-- Provided data start --

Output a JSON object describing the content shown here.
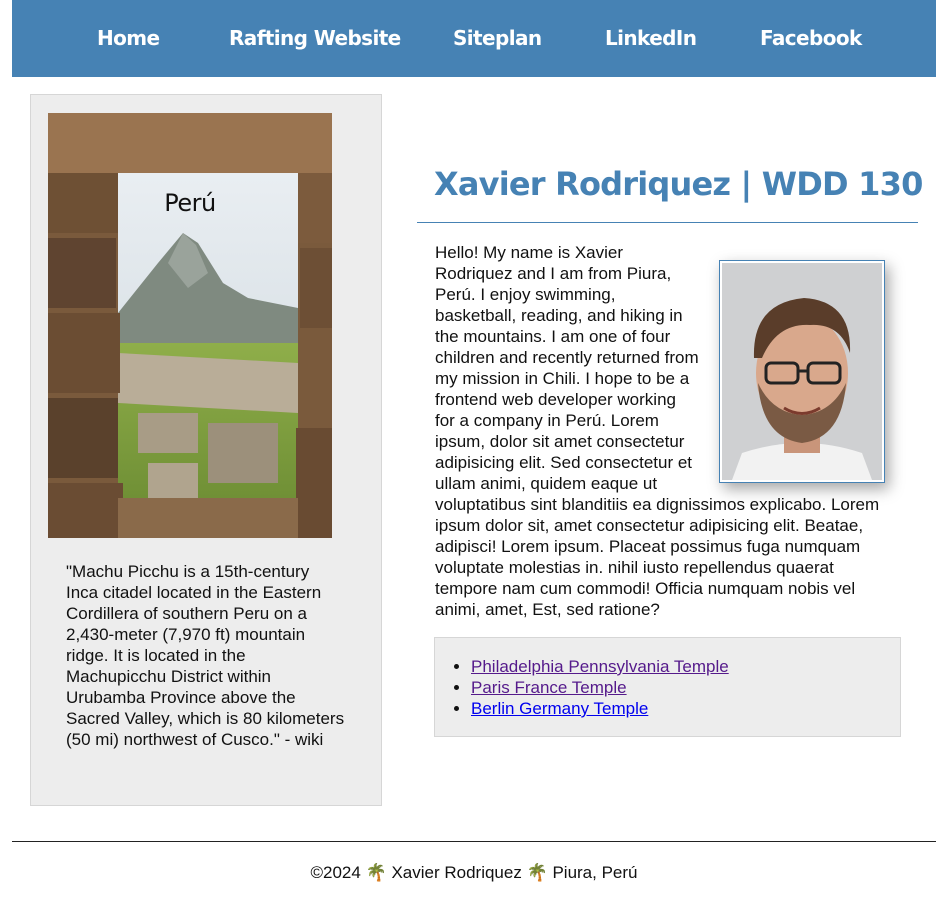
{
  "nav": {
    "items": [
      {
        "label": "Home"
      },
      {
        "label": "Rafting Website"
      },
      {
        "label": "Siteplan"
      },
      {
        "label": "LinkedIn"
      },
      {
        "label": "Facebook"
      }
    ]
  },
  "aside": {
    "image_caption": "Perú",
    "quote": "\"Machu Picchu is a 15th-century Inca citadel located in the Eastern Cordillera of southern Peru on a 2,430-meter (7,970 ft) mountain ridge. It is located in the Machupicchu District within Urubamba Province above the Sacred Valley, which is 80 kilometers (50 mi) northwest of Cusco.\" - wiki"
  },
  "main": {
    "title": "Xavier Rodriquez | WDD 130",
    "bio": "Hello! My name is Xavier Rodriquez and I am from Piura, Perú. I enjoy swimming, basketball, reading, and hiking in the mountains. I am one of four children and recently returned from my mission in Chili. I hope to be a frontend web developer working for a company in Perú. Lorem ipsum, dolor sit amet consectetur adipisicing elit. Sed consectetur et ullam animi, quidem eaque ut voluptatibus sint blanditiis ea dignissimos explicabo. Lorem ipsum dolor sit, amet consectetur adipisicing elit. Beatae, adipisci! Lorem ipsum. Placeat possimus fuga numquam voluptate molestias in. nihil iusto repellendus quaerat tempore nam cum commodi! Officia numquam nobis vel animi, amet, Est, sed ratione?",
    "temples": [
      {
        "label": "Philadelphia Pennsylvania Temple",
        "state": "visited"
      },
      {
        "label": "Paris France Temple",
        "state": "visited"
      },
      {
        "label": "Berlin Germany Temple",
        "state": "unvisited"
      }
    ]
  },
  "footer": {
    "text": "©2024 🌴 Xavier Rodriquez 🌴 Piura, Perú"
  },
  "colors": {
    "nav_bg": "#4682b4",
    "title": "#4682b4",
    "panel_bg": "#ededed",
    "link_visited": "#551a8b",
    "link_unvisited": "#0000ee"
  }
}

-- Provided data end --
-- Provided data start --

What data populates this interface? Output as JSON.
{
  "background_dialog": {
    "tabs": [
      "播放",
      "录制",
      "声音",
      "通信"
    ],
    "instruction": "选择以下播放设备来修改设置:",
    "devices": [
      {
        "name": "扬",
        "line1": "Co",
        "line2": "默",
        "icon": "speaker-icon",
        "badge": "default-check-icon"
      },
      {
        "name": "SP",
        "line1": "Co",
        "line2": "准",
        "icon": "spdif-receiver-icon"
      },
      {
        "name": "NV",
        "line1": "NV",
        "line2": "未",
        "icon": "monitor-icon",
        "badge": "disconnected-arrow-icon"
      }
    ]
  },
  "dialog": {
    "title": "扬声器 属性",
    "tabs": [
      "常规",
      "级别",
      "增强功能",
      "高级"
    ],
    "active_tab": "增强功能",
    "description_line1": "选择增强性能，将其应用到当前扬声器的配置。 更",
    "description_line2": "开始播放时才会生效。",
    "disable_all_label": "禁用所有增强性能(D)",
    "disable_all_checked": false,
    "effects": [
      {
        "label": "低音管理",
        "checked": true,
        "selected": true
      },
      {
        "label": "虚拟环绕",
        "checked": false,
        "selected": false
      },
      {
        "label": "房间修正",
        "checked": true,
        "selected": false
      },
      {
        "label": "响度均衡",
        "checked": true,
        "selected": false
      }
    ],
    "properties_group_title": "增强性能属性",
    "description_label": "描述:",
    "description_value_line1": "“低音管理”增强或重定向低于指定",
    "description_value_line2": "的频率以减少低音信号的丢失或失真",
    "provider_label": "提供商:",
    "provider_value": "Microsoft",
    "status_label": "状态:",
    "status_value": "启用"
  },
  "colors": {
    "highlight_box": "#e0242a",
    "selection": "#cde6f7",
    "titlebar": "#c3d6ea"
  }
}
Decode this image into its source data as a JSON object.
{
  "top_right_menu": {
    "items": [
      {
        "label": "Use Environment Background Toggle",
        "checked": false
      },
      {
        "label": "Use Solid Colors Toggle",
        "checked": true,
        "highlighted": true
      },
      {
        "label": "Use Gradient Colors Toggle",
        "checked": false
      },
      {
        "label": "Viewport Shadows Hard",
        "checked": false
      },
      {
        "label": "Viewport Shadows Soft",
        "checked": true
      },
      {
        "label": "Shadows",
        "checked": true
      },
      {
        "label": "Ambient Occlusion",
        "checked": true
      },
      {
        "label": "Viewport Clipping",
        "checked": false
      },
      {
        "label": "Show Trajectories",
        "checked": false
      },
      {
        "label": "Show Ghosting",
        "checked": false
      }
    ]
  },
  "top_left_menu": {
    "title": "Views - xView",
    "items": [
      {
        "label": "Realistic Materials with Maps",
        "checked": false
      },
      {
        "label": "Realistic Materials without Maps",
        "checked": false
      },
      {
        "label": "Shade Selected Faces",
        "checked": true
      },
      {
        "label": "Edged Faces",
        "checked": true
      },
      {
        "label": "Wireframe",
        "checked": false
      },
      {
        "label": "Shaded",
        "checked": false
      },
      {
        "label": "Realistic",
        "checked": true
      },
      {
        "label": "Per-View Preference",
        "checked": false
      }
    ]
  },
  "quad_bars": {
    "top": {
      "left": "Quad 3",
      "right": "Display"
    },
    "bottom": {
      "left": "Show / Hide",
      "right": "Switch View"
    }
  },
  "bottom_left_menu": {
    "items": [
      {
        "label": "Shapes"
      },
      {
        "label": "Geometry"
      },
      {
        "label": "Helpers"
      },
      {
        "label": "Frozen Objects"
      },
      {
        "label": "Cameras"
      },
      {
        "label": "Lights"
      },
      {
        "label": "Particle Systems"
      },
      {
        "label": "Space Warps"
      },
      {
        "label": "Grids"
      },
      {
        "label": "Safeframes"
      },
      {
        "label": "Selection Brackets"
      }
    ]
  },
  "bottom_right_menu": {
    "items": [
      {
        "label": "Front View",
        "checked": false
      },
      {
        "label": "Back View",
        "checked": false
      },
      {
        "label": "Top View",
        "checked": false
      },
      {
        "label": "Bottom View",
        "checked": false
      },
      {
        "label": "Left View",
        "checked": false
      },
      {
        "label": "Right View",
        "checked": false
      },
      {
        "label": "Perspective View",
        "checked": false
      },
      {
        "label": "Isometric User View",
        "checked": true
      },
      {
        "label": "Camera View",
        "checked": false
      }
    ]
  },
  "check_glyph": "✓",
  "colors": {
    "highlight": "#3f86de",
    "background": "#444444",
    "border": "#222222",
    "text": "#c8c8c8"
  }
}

-- Provided data end --
-- Provided data start --

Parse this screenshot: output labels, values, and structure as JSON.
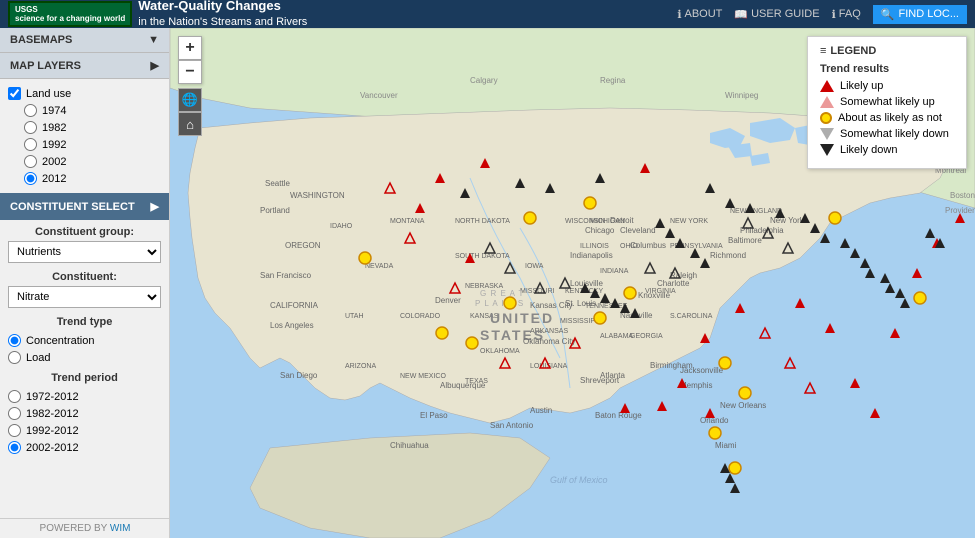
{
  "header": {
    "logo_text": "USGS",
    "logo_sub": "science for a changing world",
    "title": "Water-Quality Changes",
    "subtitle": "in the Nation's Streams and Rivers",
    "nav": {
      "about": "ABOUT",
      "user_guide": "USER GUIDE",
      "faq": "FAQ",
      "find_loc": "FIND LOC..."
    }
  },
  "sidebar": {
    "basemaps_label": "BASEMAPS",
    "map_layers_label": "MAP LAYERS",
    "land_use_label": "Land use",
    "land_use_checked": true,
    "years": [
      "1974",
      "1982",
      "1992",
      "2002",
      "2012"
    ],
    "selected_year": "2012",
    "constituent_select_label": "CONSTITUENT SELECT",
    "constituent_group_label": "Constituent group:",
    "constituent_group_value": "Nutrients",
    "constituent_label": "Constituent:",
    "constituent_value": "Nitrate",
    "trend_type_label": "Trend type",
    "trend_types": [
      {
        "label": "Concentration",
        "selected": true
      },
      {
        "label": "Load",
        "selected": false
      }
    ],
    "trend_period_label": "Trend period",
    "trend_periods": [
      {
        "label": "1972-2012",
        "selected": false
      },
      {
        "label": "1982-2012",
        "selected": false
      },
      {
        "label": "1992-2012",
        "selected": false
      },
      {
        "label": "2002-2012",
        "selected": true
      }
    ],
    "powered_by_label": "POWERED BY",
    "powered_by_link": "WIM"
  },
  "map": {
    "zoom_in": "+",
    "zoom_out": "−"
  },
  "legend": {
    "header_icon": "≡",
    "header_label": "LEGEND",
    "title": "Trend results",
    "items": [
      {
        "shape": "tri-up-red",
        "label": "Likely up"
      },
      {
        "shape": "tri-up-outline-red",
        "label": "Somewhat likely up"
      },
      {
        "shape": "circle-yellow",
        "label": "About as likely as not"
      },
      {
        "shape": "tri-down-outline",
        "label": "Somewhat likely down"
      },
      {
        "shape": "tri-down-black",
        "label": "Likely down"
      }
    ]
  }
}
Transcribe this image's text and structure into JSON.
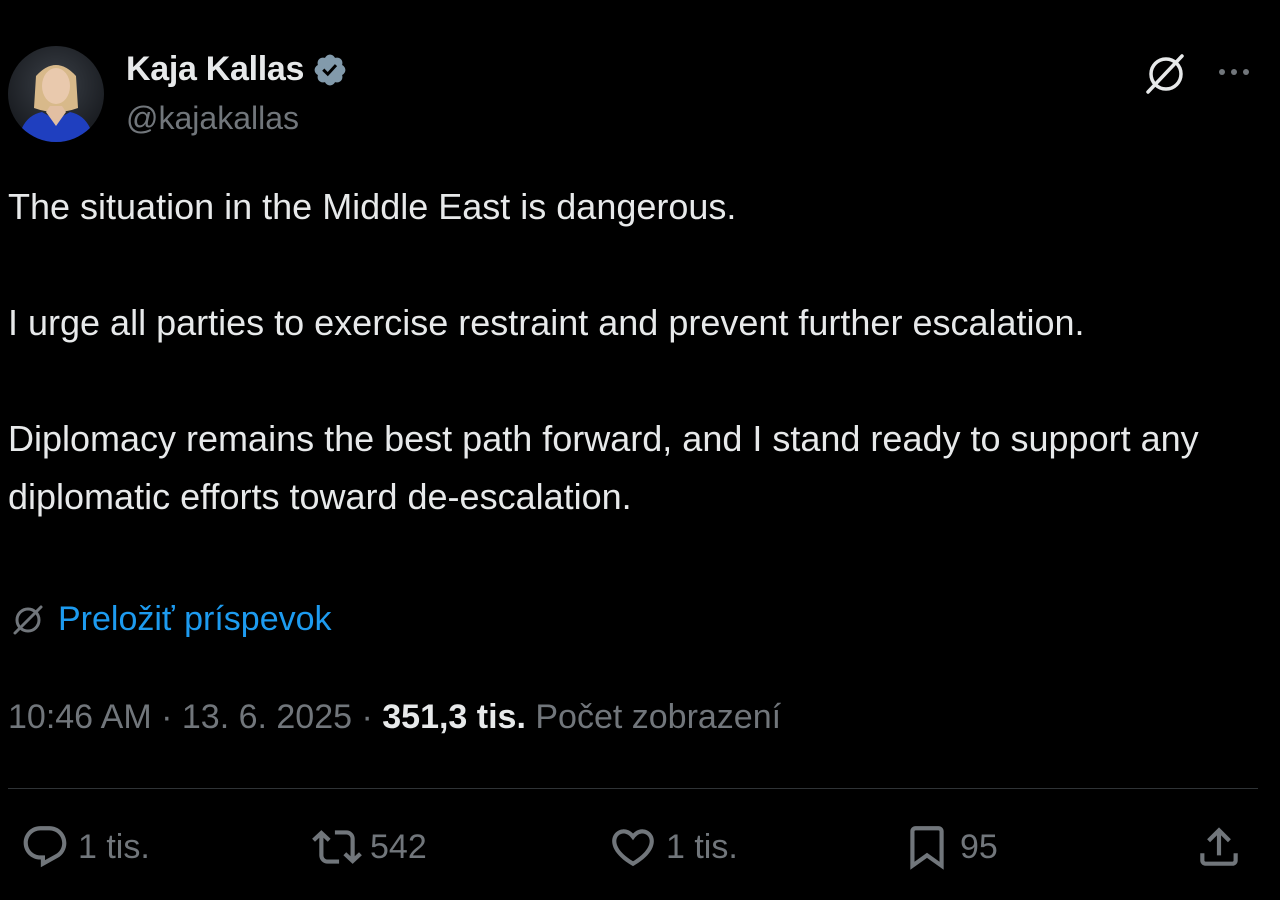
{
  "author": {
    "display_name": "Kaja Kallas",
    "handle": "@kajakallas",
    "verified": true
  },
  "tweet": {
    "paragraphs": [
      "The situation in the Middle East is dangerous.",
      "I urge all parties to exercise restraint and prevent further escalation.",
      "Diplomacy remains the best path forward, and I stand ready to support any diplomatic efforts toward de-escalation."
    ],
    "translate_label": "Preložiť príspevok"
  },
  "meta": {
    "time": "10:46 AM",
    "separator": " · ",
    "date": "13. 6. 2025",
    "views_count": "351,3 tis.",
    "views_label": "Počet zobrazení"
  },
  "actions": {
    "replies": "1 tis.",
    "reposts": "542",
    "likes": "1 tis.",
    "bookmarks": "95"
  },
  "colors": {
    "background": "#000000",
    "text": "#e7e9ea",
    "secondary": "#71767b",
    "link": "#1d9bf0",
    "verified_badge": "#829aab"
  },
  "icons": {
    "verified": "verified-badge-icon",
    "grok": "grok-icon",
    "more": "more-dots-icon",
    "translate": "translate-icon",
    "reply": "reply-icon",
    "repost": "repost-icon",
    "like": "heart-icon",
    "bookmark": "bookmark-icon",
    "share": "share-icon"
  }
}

-- Provided data end --

- [Problem]: What is the number of lines above that hold the string "Shadows"? Answer with that number alone.

- [Exercise output]: 3